# What this task involves
In the defect observation passage below, what two things are inserted into the pupil plane when the optical microscope is used to observe a dark field?

# Selected passage
** BEGIN **

An electron microscope, for observing a defect detected by an optical defect inspection device or an optical appearance inspection device, is configured in such a manner that an optical microscope for re-detecting the defect is mounted thereon, and that a polarization-distribution polarizer and a spatial filter are inserted into a pupil plane when the optical microscope is used to observe a dark field.

Claims

exact text as granted — not AI-modified
1 . A defect observation device comprising:
 optical microscope means;   SEM observation means; and   stage means that holds a sample and is capable of moving between the optical microscope means and the SEM observation means;   the defect observation device observing a defect on the sample using positional information about the defect on the sample, the defect on the sample having originally been detected by other inspection device,   wherein the optical microscope means includes a dark-field illumination optical system that detects the defect by a dark-field illumination using the positional information about the defect on the sample detected by the other inspection device, and   wherein the dark-field illumination optical system includes: a polarized-light illuminating section that illuminates the sample with polarized light; and a detection optical system that detects light reflected and scattered from the sample illuminated with the polarized light by the polarized-light illuminating section while shielding or reducing a specific polarized component of the reflected and scattered light.

** END **

# Material provided

** BEGIN **

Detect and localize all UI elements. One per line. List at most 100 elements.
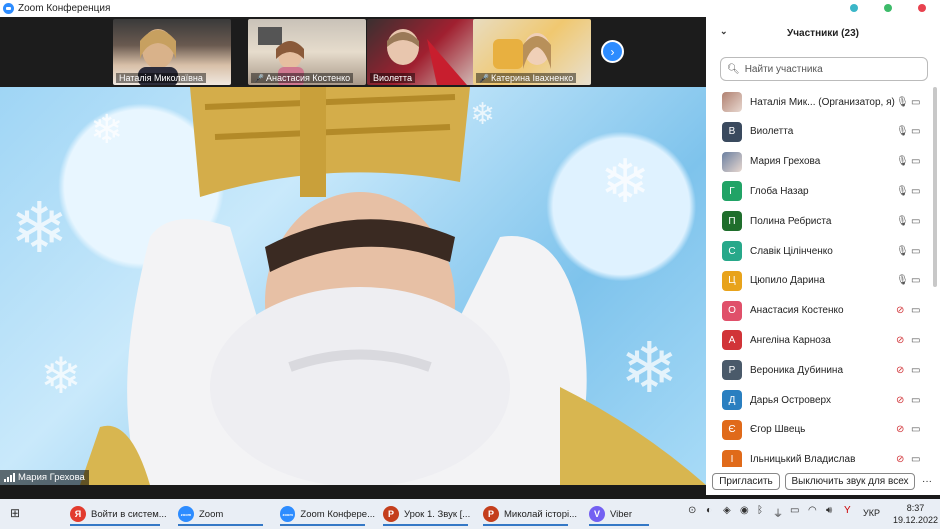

** END **

# Result for this exercise
A polarization-distribution polarizer and a spatial filter.